DOCUMENT SEGMENT
# # # #

Each of these ways of importing from China has their own advantages and disadvantages. As a professional sourcing company, Easy Imex places emphasis on having a clear, defined process from the beginning and experienced staff to handle any sourcing request.
🥇 Importing with a professional sourcing company
The final way to import from China is by using a professional sourcing company (also known as buying office).
The difference between a sourcing agent and a professional buying office is that there is a defined process in place along with a team of experienced staff, ensuring quality sourcing for each importer.
The team follows the same process so all the steps are done correctly in an order, reducing an importer’s risk.
Within the import process, staff are required to obtain a minimum number of quotes from potential suppliers and give a Sourcing Report to show why the shortlisted suppliers have been chosen.
These suppliers should be found through a range of sources including the buying office’s existing database of trusted suppliers.
Watch how Easy Imex helps importers import from China
From factory audits to signing off samples, a professional sourcing comapny has a “Quality Team” to assess factories and products. Due to the scale of manufacturers the buying office already deals with, many audits are already complete so there is no additional cost to the importer.
The Quality Team follow a set process to sign off samples by checking the product itself, the product assembly, the instruction manual and packaging. As well as the internal Quality Team, there should also be a professional, full time Quality Control Team all over China, readily available to carry out quality control checks in all stages of production. Here, only acceptable quality levels of mass produced goods are allowed to be shipped to the importer.

# # # #

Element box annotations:
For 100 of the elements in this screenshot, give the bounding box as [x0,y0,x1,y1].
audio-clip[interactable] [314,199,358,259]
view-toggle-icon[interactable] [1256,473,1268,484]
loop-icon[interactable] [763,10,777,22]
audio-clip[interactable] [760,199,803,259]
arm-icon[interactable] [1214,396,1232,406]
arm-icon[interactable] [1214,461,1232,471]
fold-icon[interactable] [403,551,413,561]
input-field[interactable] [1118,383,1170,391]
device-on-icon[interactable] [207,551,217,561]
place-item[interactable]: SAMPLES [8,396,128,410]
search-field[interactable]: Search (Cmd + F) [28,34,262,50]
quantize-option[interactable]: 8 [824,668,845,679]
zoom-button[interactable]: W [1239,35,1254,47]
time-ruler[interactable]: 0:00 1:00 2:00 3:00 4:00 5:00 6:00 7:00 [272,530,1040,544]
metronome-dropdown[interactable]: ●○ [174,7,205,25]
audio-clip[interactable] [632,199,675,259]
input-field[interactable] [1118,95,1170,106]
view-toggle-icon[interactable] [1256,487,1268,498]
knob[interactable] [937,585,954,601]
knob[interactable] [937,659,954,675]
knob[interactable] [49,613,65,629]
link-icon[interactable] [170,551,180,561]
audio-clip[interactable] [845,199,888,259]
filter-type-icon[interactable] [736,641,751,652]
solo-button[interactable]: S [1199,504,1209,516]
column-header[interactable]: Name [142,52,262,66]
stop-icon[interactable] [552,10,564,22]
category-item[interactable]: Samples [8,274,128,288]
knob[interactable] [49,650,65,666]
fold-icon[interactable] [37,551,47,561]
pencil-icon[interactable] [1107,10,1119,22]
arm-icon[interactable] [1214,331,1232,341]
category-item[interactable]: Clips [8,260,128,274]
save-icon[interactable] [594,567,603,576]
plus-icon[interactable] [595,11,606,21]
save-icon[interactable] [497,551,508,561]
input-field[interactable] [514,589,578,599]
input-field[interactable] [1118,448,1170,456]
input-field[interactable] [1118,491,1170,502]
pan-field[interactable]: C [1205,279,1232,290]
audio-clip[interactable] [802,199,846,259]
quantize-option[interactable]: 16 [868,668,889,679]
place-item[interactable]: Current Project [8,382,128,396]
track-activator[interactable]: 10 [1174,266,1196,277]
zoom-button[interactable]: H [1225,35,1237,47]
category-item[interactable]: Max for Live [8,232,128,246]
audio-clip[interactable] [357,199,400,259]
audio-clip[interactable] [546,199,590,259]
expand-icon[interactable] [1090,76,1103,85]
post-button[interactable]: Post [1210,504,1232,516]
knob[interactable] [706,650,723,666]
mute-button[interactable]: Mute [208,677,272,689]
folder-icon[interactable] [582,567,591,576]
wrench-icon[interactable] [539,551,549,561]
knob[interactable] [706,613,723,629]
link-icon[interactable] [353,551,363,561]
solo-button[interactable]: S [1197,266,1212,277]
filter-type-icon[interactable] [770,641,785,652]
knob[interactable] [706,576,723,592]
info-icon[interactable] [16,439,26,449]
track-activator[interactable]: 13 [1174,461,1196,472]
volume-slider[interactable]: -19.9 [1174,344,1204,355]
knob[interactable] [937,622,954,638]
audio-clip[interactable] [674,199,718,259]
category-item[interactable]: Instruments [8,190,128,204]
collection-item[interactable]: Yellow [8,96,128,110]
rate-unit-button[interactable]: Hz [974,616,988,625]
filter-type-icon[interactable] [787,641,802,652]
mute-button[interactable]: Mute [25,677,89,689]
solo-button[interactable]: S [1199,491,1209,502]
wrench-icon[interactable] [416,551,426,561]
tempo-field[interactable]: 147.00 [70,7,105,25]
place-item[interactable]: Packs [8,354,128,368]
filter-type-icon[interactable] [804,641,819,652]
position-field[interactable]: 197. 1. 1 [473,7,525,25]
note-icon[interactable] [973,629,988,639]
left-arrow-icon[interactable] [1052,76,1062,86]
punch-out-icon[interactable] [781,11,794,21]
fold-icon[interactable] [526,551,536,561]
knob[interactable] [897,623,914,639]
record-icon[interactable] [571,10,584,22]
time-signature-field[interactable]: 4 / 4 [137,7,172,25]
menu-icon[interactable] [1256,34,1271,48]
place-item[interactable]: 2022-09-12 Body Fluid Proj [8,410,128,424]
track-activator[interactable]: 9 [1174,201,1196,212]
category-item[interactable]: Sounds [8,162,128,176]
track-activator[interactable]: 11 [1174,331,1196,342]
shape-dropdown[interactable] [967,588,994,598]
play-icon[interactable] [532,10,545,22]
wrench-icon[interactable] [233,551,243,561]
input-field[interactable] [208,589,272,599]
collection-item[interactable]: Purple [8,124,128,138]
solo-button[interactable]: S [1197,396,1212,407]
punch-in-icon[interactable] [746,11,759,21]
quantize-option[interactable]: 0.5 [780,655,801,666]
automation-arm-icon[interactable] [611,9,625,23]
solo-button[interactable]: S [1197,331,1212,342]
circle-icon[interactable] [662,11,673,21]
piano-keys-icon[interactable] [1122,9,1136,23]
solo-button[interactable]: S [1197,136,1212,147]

# # # #

REQUIREMENT A
In the passage on importing from China, rewrite the part from "These suppliers should" up to and including "cost to the importer.", changing "trusted suppliers" to "vetted suppliers".
REQUIREMENT B
According to the passage on importing from China, what does the Quality Team check when signing off samples?

TASK RESULT A
These suppliers should be found through a range of sources including the buying office’s existing database of vetted suppliers.
Watch how Easy Imex helps importers import from China
From factory audits to signing off samples, a professional sourcing comapny has a “Quality Team” to assess factories and products. Due to the scale of manufacturers the buying office already deals with, many audits are already complete so there is no additional cost to the importer.

TASK RESULT B
- the product itself
- the product assembly
- the instruction manual
- packaging